▶ _PROBLEM DESCRIPTION_
Scan the records for the string "INTACT"; copy each line where it occurs.

►

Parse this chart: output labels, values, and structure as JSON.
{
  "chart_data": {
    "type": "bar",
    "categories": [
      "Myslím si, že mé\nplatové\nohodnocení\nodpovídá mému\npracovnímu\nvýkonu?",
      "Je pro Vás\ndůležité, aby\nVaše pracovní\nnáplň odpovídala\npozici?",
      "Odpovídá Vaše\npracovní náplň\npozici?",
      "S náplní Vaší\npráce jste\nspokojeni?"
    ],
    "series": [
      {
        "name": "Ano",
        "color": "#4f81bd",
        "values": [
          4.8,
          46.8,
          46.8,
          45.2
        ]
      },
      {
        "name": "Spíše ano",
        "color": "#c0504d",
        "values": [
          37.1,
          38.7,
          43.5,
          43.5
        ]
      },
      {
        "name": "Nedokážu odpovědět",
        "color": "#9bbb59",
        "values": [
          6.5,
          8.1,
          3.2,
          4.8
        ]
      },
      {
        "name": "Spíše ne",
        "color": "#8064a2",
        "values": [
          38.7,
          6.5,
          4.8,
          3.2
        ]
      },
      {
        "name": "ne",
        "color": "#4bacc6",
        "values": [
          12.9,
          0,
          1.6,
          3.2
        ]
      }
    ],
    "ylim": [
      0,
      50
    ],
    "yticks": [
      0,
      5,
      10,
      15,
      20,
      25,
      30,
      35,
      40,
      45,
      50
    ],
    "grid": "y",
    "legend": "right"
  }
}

◄
►

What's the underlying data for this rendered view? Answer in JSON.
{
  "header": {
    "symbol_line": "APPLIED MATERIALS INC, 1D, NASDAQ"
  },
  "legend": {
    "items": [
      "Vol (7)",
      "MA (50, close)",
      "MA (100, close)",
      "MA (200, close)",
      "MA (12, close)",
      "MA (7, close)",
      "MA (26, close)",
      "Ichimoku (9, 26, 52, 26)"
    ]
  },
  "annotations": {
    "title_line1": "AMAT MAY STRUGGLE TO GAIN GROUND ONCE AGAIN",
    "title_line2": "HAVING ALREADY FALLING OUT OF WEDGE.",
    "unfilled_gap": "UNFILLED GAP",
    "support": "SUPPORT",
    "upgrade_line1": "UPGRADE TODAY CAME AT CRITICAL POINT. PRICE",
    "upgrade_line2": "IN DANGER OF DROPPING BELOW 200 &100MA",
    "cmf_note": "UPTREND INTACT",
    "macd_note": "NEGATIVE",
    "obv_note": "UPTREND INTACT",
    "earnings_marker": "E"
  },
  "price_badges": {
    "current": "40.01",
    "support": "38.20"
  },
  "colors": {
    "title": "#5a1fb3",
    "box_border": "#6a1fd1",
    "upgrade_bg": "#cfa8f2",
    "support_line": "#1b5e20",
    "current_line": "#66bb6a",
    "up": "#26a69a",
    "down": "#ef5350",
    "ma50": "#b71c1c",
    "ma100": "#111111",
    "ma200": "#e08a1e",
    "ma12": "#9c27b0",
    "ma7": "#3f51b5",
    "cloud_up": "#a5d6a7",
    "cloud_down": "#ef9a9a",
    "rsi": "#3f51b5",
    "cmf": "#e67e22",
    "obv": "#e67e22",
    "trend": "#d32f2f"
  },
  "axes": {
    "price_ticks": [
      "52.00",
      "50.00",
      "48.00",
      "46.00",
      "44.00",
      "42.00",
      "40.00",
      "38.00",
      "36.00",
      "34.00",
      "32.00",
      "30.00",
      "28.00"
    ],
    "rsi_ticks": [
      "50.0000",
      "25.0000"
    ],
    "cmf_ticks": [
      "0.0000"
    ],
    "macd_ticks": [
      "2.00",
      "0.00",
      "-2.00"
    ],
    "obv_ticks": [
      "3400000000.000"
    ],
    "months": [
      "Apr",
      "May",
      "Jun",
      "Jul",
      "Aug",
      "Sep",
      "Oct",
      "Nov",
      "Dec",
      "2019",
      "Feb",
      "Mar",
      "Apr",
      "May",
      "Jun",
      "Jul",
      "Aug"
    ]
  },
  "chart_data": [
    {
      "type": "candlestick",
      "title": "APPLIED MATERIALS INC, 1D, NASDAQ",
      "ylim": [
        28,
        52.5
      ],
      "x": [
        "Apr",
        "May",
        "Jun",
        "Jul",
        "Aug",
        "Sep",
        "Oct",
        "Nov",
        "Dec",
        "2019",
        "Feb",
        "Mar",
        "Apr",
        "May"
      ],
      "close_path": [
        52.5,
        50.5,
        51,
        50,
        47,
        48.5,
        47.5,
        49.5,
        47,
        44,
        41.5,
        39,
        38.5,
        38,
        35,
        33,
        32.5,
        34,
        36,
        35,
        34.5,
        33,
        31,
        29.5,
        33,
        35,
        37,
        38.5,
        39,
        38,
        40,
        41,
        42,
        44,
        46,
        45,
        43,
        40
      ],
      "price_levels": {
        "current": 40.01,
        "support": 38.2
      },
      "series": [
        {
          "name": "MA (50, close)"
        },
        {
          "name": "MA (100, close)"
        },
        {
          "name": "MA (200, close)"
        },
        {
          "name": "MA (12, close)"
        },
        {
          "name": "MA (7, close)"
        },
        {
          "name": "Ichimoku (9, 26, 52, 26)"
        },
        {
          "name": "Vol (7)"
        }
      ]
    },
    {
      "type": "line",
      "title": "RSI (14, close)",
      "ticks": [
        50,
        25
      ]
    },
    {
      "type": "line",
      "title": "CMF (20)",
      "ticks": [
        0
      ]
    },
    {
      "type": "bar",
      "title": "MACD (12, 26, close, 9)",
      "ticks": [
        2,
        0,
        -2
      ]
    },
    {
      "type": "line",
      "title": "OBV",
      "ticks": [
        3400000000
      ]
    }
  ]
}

◄

▶ _EXERCISE OUTPUT_
    "cmf_note": "UPTREND INTACT",
    "obv_note": "UPTREND INTACT",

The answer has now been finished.